• The input

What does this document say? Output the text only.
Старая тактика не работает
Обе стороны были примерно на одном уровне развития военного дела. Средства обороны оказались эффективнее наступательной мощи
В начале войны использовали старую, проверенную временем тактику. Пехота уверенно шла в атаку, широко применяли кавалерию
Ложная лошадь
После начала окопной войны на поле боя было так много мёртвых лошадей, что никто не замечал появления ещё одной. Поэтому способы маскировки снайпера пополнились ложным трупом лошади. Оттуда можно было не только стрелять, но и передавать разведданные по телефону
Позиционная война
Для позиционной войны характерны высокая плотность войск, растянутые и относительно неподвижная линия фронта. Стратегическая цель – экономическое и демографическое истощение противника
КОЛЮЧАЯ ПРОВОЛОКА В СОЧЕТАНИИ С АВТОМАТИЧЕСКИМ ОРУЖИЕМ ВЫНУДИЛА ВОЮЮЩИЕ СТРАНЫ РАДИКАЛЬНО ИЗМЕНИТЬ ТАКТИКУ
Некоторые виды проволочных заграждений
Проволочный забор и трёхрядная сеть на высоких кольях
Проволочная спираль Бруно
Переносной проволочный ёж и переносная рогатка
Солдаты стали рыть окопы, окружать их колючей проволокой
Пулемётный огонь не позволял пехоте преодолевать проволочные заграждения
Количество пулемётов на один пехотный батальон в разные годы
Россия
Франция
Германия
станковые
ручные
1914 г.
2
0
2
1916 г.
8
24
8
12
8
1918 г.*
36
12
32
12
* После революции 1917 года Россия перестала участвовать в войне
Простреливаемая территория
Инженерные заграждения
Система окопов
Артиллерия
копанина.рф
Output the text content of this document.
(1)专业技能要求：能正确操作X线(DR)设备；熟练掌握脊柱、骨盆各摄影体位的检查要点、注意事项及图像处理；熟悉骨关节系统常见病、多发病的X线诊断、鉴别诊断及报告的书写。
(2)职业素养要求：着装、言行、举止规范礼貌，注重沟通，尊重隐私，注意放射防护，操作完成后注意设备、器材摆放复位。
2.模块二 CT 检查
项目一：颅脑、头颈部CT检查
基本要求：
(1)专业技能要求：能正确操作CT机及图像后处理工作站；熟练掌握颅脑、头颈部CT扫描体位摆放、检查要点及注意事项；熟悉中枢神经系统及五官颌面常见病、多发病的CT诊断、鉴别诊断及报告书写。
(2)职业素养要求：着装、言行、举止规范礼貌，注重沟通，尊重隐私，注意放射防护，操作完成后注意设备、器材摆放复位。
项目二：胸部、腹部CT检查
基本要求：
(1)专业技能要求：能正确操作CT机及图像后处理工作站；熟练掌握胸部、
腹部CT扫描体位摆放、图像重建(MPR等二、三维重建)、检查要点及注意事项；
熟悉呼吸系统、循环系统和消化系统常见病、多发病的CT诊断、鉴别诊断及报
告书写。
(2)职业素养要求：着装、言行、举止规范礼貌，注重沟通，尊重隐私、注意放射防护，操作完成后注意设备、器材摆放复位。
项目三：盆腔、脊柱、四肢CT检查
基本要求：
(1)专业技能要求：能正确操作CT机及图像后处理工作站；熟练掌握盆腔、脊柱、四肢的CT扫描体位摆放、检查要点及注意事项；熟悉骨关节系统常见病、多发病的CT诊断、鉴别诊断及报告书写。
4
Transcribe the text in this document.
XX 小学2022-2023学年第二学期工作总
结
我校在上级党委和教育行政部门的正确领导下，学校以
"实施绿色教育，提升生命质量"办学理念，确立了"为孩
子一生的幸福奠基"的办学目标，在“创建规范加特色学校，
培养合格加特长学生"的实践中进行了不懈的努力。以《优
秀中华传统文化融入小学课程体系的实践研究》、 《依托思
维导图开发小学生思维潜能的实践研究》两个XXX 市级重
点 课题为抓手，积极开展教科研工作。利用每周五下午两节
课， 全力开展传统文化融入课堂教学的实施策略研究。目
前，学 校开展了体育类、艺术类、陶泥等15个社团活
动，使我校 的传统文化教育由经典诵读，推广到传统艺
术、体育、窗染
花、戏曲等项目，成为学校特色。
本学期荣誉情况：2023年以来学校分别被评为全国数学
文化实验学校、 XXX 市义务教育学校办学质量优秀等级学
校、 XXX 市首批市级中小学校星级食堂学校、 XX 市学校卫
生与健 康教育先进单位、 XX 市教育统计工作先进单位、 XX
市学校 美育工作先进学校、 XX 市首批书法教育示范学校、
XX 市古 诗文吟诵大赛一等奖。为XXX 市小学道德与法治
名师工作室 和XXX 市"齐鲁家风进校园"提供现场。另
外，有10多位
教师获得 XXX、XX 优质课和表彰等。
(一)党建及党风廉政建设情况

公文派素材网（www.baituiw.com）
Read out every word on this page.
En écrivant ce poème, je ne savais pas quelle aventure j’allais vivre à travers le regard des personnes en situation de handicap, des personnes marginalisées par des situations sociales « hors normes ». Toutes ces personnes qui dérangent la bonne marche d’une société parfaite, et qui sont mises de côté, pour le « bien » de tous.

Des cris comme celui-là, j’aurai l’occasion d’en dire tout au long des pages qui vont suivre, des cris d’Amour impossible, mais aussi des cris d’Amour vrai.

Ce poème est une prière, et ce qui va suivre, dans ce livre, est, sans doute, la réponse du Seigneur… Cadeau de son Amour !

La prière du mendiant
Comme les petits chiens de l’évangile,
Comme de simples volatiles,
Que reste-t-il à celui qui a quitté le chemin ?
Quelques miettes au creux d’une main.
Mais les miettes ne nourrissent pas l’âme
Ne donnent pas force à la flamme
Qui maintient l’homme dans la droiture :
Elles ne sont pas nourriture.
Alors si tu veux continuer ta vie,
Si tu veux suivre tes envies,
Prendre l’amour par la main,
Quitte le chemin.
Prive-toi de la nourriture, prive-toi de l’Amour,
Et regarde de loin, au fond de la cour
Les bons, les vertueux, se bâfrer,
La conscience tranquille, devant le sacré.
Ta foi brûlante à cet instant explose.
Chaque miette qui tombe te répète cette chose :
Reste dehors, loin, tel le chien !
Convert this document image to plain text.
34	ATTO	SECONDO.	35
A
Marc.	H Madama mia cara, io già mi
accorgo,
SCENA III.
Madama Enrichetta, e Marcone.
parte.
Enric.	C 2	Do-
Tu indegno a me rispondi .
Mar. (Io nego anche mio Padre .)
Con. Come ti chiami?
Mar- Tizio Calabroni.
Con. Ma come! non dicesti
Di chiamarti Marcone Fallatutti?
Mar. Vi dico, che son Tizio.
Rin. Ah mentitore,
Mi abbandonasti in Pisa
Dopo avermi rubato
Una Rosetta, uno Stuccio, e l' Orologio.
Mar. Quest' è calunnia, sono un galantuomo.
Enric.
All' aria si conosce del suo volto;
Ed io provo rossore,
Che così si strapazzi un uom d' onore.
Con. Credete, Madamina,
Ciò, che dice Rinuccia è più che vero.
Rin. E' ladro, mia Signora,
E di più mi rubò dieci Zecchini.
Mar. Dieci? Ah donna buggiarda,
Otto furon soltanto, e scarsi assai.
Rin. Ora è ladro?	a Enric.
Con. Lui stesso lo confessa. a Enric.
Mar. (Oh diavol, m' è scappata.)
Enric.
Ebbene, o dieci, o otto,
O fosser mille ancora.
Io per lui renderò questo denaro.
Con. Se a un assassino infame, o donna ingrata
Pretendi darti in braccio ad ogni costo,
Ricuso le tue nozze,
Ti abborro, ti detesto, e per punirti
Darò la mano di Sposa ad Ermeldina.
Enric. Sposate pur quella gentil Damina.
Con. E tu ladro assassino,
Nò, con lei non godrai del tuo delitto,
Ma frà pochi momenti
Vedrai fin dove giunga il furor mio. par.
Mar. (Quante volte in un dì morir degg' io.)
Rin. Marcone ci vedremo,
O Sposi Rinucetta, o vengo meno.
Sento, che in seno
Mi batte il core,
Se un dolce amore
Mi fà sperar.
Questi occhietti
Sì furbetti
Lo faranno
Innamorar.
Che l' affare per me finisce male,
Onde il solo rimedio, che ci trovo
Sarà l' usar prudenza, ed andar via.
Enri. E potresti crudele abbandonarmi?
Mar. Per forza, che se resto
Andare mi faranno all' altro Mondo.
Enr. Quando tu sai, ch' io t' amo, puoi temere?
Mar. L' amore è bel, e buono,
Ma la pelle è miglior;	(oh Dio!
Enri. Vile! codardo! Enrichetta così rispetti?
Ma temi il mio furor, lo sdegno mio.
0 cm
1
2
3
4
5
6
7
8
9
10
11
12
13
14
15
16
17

• Goal of the exercise
In the listing, find each line with the string "ladro" and copy it.

• Solution to the exercise
Rin. E' ladro, mia Signora,
Rin. Ora è ladro?	a Enric.
Con. E tu ladro assassino,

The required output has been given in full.